• Records:

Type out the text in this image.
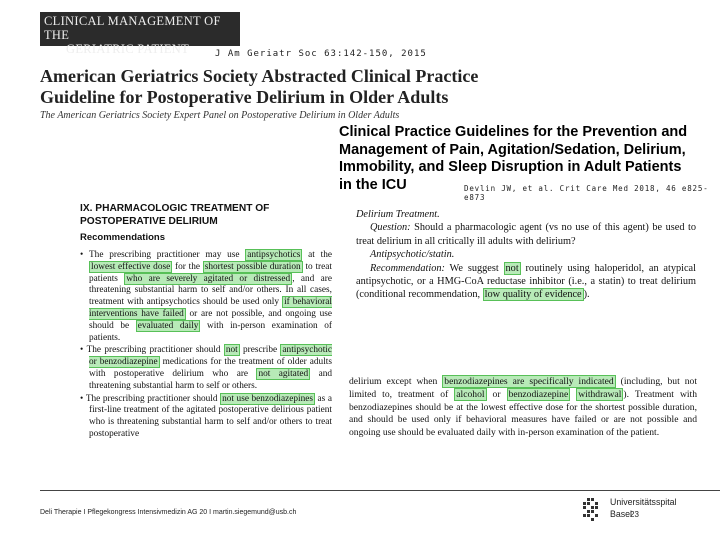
CLINICAL MANAGEMENT OF THE
GERIATRIC PATIENT	J Am Geriatr Soc 63:142-150, 2015
American Geriatrics Society Abstracted Clinical Practice
Guideline for Postoperative Delirium in Older Adults
The American Geriatrics Society Expert Panel on Postoperative Delirium in Older Adults
Clinical Practice Guidelines for the Prevention and
Management of Pain, Agitation/Sedation, Delirium,
Immobility, and Sleep Disruption in Adult Patients
in the ICU	Devlin JW, et al. Crit Care Med 2018, 46 e825-e873
IX. PHARMACOLOGIC TREATMENT OF
POSTOPERATIVE DELIRIUM
Recommendations

• The prescribing practitioner may use antipsychotics at the lowest effective dose for the shortest possible duration to treat patients who are severely agitated or distressed , and are threatening substantial harm to self and/or others. In all cases, treatment with antipsychotics should be used only if behavioral interventions have failed or are not possible, and ongoing use should be evaluated daily with in-person examination of patients.

• The prescribing practitioner should not prescribe antipsychotic or benzodiazepine medications for the treatment of older adults with postoperative delirium who are not agitated and threatening substantial harm to self or others.

• The prescribing practitioner should not use benzodiazepines as a first-line treatment of the agitated postoperative delirious patient who is threatening substantial harm to self and/or others to treat postoperative

Delirium Treatment.

Question: Should a pharmacologic agent (vs no use of this agent) be used to treat delirium in all critically ill adults with delirium?

Antipsychotic/statin.

Recommendation: We suggest not routinely using haloperidol, an atypical antipsychotic, or a HMG-CoA reductase inhibitor (i.e., a statin) to treat delirium (conditional recommendation, low quality of evidence ).

delirium except when benzodiazepines are specifically indicated (including, but not limited to, treatment of alcohol or benzodiazepine withdrawal ). Treatment with benzodiazepines should be at the lowest effective dose for the shortest possible duration, and should be used only if behavioral measures have failed or are not possible and ongoing use should be evaluated daily with in-person examination of the patient.
Deli Therapie I Pflegekongress Intensivmedizin AG 20 I martin.siegemund@usb.ch
Universitätsspital
Basel
23
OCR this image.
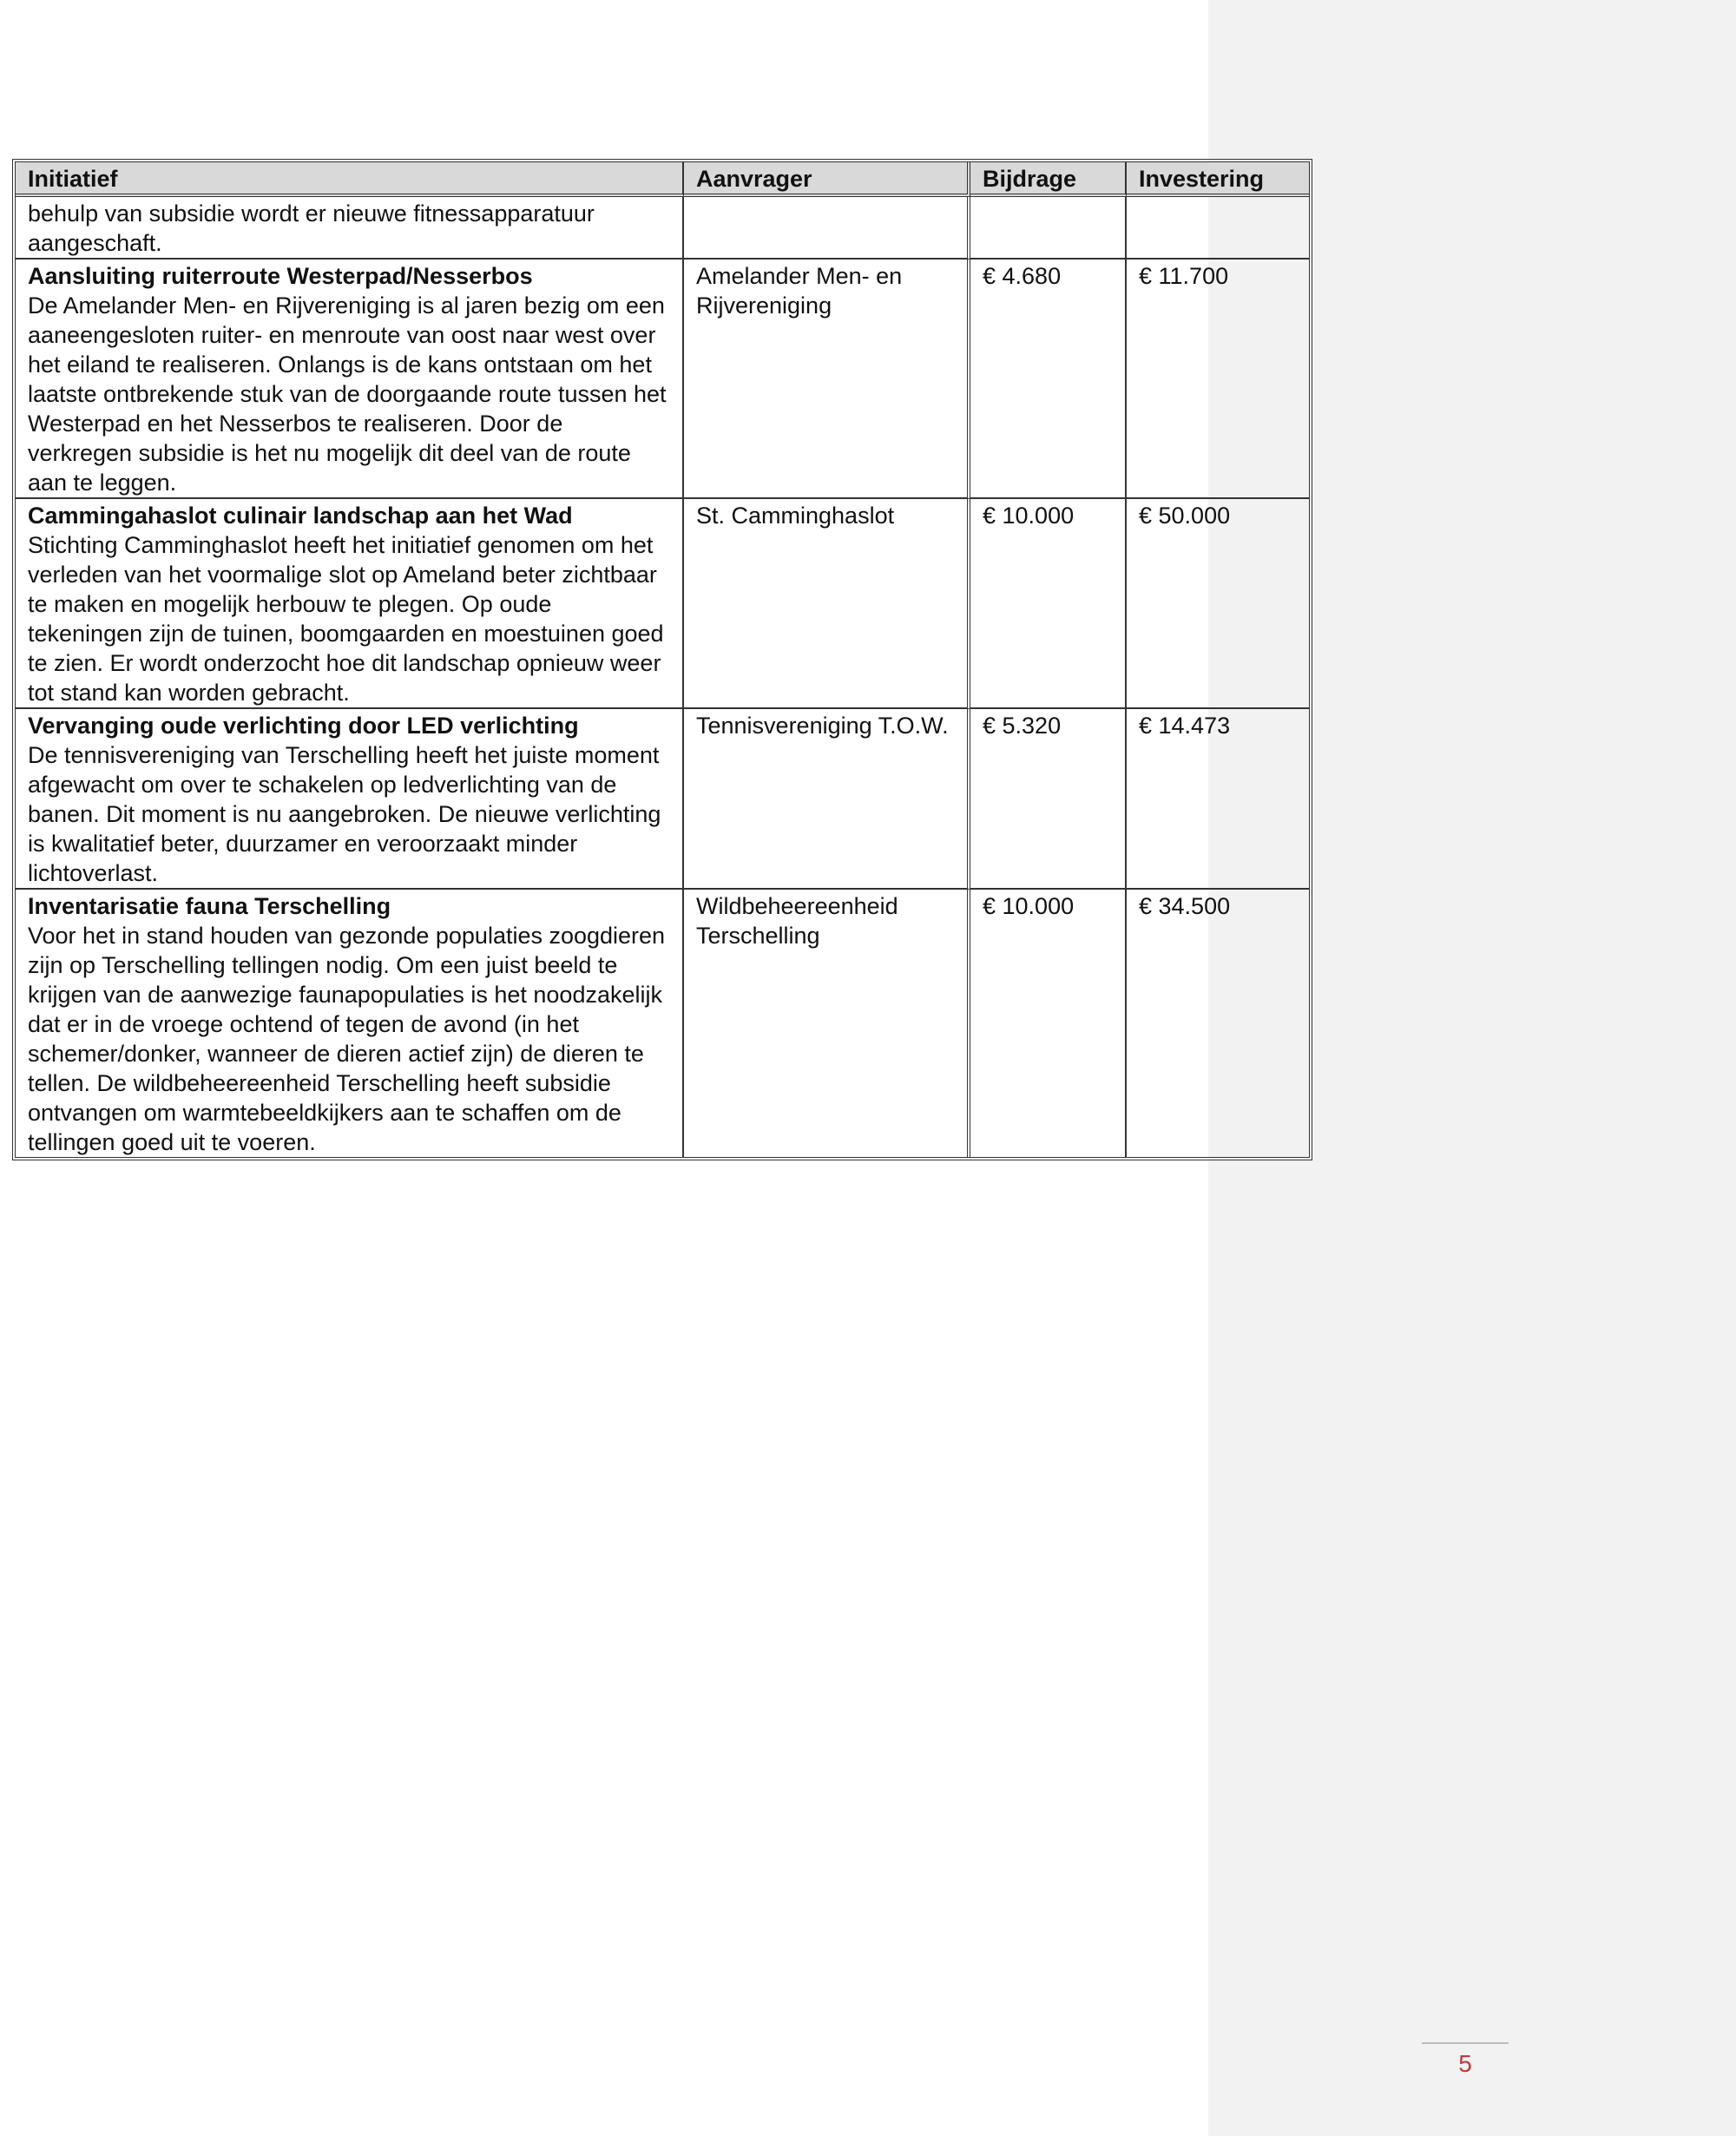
Initiatief	Aanvrager	Bijdrage	Investering

behulp van subsidie wordt er nieuwe fitnessapparatuur aangeschaft.			

Aansluiting ruiterroute Westerpad/Nesserbos
De Amelander Men- en Rijvereniging is al jaren bezig om een aaneengesloten ruiter- en menroute van oost naar west over het eiland te realiseren. Onlangs is de kans ontstaan om het laatste ontbrekende stuk van de doorgaande route tussen het Westerpad en het Nesserbos te realiseren. Door de verkregen subsidie is het nu mogelijk dit deel van de route aan te leggen.	Amelander Men- en Rijvereniging	€ 4.680	€ 11.700

Cammingahaslot culinair landschap aan het Wad
Stichting Camminghaslot heeft het initiatief genomen om het verleden van het voormalige slot op Ameland beter zichtbaar te maken en mogelijk herbouw te plegen. Op oude tekeningen zijn de tuinen, boomgaarden en moestuinen goed te zien. Er wordt onderzocht hoe dit landschap opnieuw weer tot stand kan worden gebracht.	St. Camminghaslot	€ 10.000	€ 50.000

Vervanging oude verlichting door LED verlichting
De tennisvereniging van Terschelling heeft het juiste moment afgewacht om over te schakelen op ledverlichting van de banen. Dit moment is nu aangebroken. De nieuwe verlichting is kwalitatief beter, duurzamer en veroorzaakt minder lichtoverlast.	Tennisvereniging T.O.W.	€ 5.320	€ 14.473

Inventarisatie fauna Terschelling
Voor het in stand houden van gezonde populaties zoogdieren zijn op Terschelling tellingen nodig. Om een juist beeld te krijgen van de aanwezige faunapopulaties is het noodzakelijk dat er in de vroege ochtend of tegen de avond (in het schemer/donker, wanneer de dieren actief zijn) de dieren te tellen. De wildbeheereenheid Terschelling heeft subsidie ontvangen om warmtebeeldkijkers aan te schaffen om de tellingen goed uit te voeren.	Wildbeheereenheid Terschelling	€ 10.000	€ 34.500
5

• Problem description:
Gather every line from the listing above in which the word "American" appears.

• Answer box:
American Geriatrics Society Abstracted Clinical Practice
The American Geriatrics Society Expert Panel on Postoperative Delirium in Older Adults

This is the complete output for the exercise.